▶ [Stated task] Every line holding the string "recurso" should be gathered.

•••

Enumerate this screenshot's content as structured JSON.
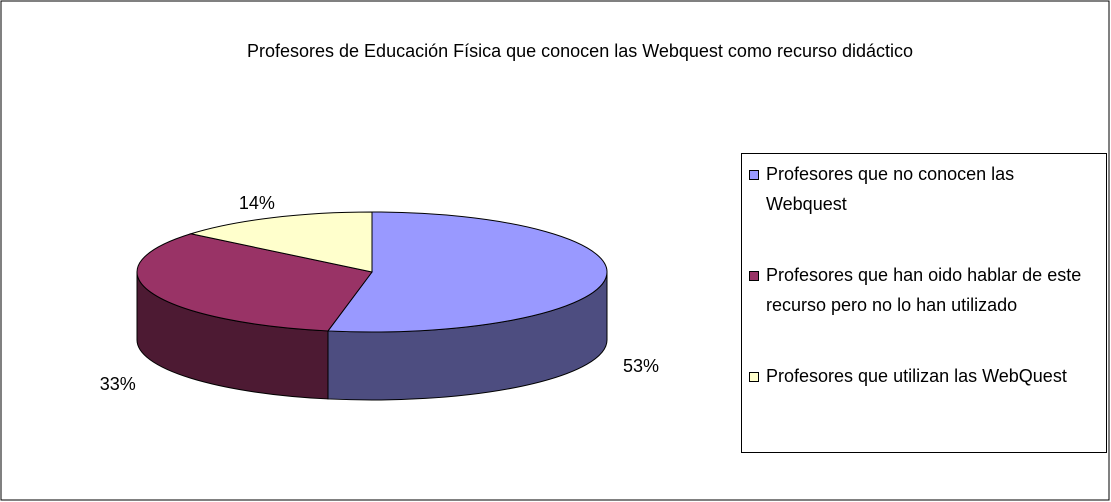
{
  "chart_data": {
    "type": "pie3d",
    "title": "Profesores de Educación Física que conocen las Webquest como recurso didáctico",
    "categories": [
      "Profesores que no conocen las Webquest",
      "Profesores que han oido hablar de este recurso pero no lo han utilizado",
      "Profesores que utilizan las WebQuest"
    ],
    "values": [
      53,
      33,
      14
    ],
    "value_labels": [
      "53%",
      "33%",
      "14%"
    ],
    "colors": [
      "#9999ff",
      "#993366",
      "#ffffcc"
    ],
    "legend": "right"
  }
}
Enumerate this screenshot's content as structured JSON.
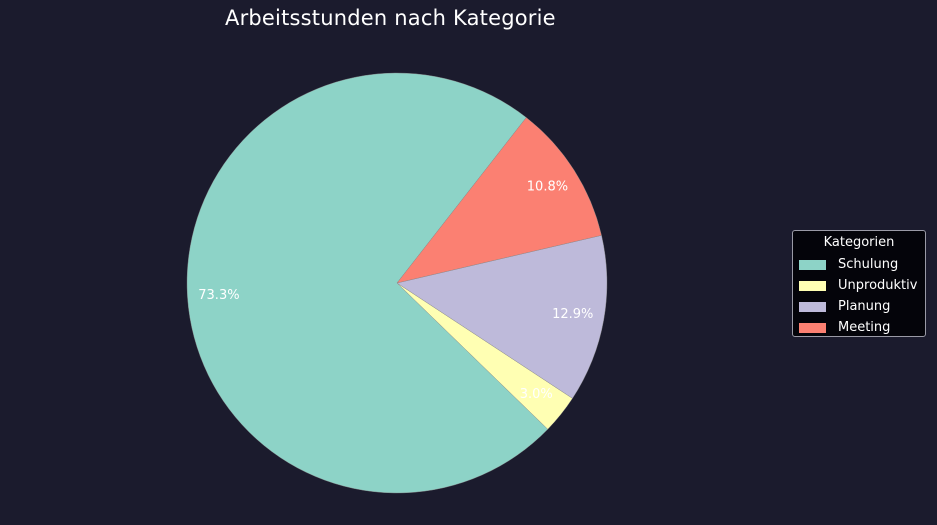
{
  "chart_data": {
    "type": "pie",
    "title": "Arbeitsstunden nach Kategorie",
    "slices": [
      {
        "label": "Schulung",
        "value": 73.3,
        "pct_label": "73.3%",
        "color": "#8dd3c7"
      },
      {
        "label": "Unproduktiv",
        "value": 3.0,
        "pct_label": "3.0%",
        "color": "#ffffb3"
      },
      {
        "label": "Planung",
        "value": 12.9,
        "pct_label": "12.9%",
        "color": "#bebada"
      },
      {
        "label": "Meeting",
        "value": 10.8,
        "pct_label": "10.8%",
        "color": "#fb8072"
      }
    ],
    "legend": {
      "title": "Kategorien",
      "placement": "right",
      "entries": [
        "Schulung",
        "Unproduktiv",
        "Planung",
        "Meeting"
      ]
    },
    "background": "#1b1b2d"
  }
}
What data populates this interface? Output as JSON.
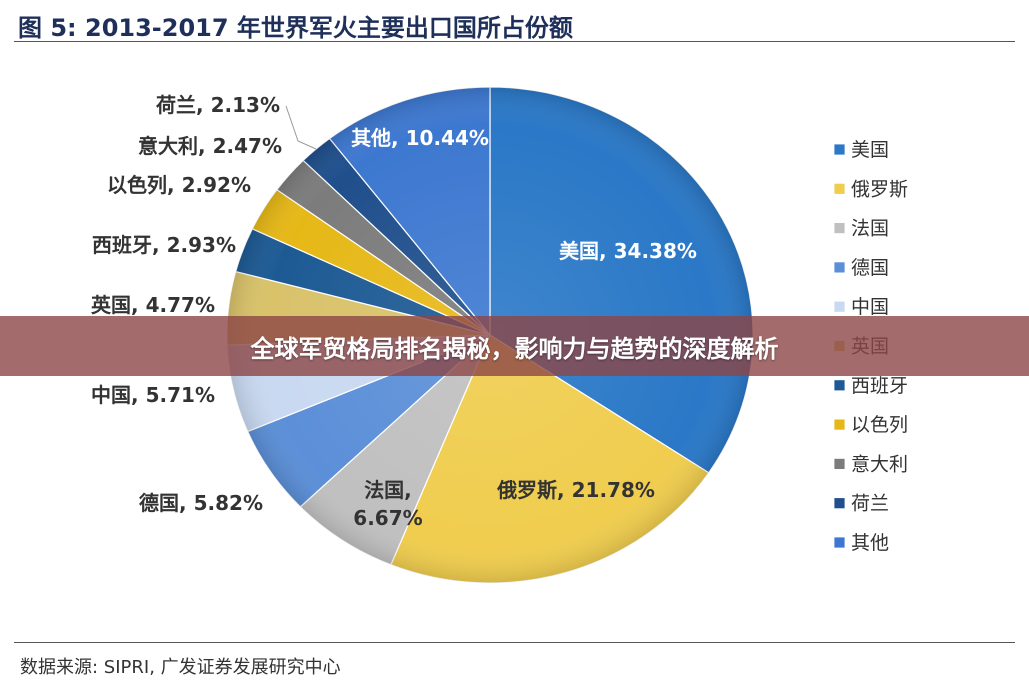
{
  "page": {
    "title": "图 5:  2013-2017 年世界军火主要出口国所占份额",
    "source": "数据来源:  SIPRI,  广发证券发展研究中心",
    "banner": "全球军贸格局排名揭秘，影响力与趋势的深度解析"
  },
  "chart_data": {
    "type": "pie",
    "title": "图 5:  2013-2017 年世界军火主要出口国所占份额",
    "legend_position": "right",
    "label_format": "{name}, {value}%",
    "slices": [
      {
        "name": "美国",
        "value": 34.38,
        "color": "#2a78c7"
      },
      {
        "name": "俄罗斯",
        "value": 21.78,
        "color": "#f0cd4e"
      },
      {
        "name": "法国",
        "value": 6.67,
        "color": "#c0c0c0"
      },
      {
        "name": "德国",
        "value": 5.82,
        "color": "#5b8fd8"
      },
      {
        "name": "中国",
        "value": 5.71,
        "color": "#c9d9f1"
      },
      {
        "name": "英国",
        "value": 4.77,
        "color": "#d9c26a"
      },
      {
        "name": "西班牙",
        "value": 2.93,
        "color": "#1d5a94"
      },
      {
        "name": "以色列",
        "value": 2.92,
        "color": "#e6b817"
      },
      {
        "name": "意大利",
        "value": 2.47,
        "color": "#7c7c7c"
      },
      {
        "name": "荷兰",
        "value": 2.13,
        "color": "#1f4f8c"
      },
      {
        "name": "其他",
        "value": 10.44,
        "color": "#3d78d0"
      }
    ]
  }
}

•••

▶ [Output for this task]
    "title": "Profesores de Educación Física que conocen las Webquest como recurso didáctico",
      "Profesores que han oido hablar de este recurso pero no lo han utilizado",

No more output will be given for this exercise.